::: DATA SECTION :::

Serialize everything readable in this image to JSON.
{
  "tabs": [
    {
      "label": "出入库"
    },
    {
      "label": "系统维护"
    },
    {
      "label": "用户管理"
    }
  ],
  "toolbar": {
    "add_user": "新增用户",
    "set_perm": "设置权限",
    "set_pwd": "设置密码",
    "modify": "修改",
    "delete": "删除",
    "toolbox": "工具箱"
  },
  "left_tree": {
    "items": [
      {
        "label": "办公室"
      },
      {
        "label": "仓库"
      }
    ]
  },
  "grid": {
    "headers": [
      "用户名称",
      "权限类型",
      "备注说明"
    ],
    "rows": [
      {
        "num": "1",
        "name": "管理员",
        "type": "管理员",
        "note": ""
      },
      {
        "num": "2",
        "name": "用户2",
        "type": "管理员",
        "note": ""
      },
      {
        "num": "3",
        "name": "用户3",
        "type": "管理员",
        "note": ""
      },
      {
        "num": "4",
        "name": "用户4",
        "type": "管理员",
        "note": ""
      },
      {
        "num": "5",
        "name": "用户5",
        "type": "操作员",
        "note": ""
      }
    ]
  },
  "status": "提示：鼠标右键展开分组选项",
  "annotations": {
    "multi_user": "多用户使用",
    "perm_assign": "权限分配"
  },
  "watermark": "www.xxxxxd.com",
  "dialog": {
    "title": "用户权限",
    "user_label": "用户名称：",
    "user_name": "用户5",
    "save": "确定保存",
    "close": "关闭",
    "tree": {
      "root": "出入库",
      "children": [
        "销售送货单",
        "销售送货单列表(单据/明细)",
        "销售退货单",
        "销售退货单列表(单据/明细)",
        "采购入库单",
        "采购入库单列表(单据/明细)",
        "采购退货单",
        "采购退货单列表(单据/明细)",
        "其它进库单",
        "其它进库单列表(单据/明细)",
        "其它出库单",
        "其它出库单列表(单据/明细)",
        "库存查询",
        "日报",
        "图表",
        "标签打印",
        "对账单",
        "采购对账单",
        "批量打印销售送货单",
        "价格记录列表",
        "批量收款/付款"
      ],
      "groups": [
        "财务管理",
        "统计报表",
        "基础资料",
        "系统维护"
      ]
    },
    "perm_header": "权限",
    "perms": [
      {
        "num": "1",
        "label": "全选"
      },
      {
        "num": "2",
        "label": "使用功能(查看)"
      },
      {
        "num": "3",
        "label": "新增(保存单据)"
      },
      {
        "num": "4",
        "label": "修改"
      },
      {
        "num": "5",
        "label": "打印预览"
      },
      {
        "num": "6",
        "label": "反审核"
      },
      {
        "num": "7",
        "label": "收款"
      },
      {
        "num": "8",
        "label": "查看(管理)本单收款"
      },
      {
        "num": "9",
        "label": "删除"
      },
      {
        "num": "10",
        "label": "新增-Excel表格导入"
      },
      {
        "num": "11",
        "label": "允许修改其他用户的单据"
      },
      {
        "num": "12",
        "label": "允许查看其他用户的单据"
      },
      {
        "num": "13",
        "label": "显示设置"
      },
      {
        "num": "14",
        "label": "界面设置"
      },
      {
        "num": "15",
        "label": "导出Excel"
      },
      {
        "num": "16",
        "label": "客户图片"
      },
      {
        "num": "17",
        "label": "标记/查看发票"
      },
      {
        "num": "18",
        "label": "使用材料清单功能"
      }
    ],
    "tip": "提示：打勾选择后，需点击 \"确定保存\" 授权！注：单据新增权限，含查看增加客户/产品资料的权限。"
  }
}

:::

AIM OF THE EXERCISE:
Would you reproduce all the entries exactly?

COMPLETE RESPONSE:
Serialize everything readable in this image to JSON.
{
  "tabs": [
    {
      "label": "出入库"
    },
    {
      "label": "系统维护"
    },
    {
      "label": "用户管理"
    }
  ],
  "toolbar": {
    "add_user": "新增用户",
    "set_perm": "设置权限",
    "set_pwd": "设置密码",
    "modify": "修改",
    "delete": "删除",
    "toolbox": "工具箱"
  },
  "left_tree": {
    "items": [
      {
        "label": "办公室"
      },
      {
        "label": "仓库"
      }
    ]
  },
  "grid": {
    "headers": [
      "用户名称",
      "权限类型",
      "备注说明"
    ],
    "rows": [
      {
        "num": "1",
        "name": "管理员",
        "type": "管理员",
        "note": ""
      },
      {
        "num": "2",
        "name": "用户2",
        "type": "管理员",
        "note": ""
      },
      {
        "num": "3",
        "name": "用户3",
        "type": "管理员",
        "note": ""
      },
      {
        "num": "4",
        "name": "用户4",
        "type": "管理员",
        "note": ""
      },
      {
        "num": "5",
        "name": "用户5",
        "type": "操作员",
        "note": ""
      }
    ]
  },
  "status": "提示：鼠标右键展开分组选项",
  "annotations": {
    "multi_user": "多用户使用",
    "perm_assign": "权限分配"
  },
  "watermark": "www.xxxxxd.com",
  "dialog": {
    "title": "用户权限",
    "user_label": "用户名称：",
    "user_name": "用户5",
    "save": "确定保存",
    "close": "关闭",
    "tree": {
      "root": "出入库",
      "children": [
        "销售送货单",
        "销售送货单列表(单据/明细)",
        "销售退货单",
        "销售退货单列表(单据/明细)",
        "采购入库单",
        "采购入库单列表(单据/明细)",
        "采购退货单",
        "采购退货单列表(单据/明细)",
        "其它进库单",
        "其它进库单列表(单据/明细)",
        "其它出库单",
        "其它出库单列表(单据/明细)",
        "库存查询",
        "日报",
        "图表",
        "标签打印",
        "对账单",
        "采购对账单",
        "批量打印销售送货单",
        "价格记录列表",
        "批量收款/付款"
      ],
      "groups": [
        "财务管理",
        "统计报表",
        "基础资料",
        "系统维护"
      ]
    },
    "perm_header": "权限",
    "perms": [
      {
        "num": "1",
        "label": "全选"
      },
      {
        "num": "2",
        "label": "使用功能(查看)"
      },
      {
        "num": "3",
        "label": "新增(保存单据)"
      },
      {
        "num": "4",
        "label": "修改"
      },
      {
        "num": "5",
        "label": "打印预览"
      },
      {
        "num": "6",
        "label": "反审核"
      },
      {
        "num": "7",
        "label": "收款"
      },
      {
        "num": "8",
        "label": "查看(管理)本单收款"
      },
      {
        "num": "9",
        "label": "删除"
      },
      {
        "num": "10",
        "label": "新增-Excel表格导入"
      },
      {
        "num": "11",
        "label": "允许修改其他用户的单据"
      },
      {
        "num": "12",
        "label": "允许查看其他用户的单据"
      },
      {
        "num": "13",
        "label": "显示设置"
      },
      {
        "num": "14",
        "label": "界面设置"
      },
      {
        "num": "15",
        "label": "导出Excel"
      },
      {
        "num": "16",
        "label": "客户图片"
      },
      {
        "num": "17",
        "label": "标记/查看发票"
      },
      {
        "num": "18",
        "label": "使用材料清单功能"
      }
    ],
    "tip": "提示：打勾选择后，需点击 \"确定保存\" 授权！注：单据新增权限，含查看增加客户/产品资料的权限。"
  }
}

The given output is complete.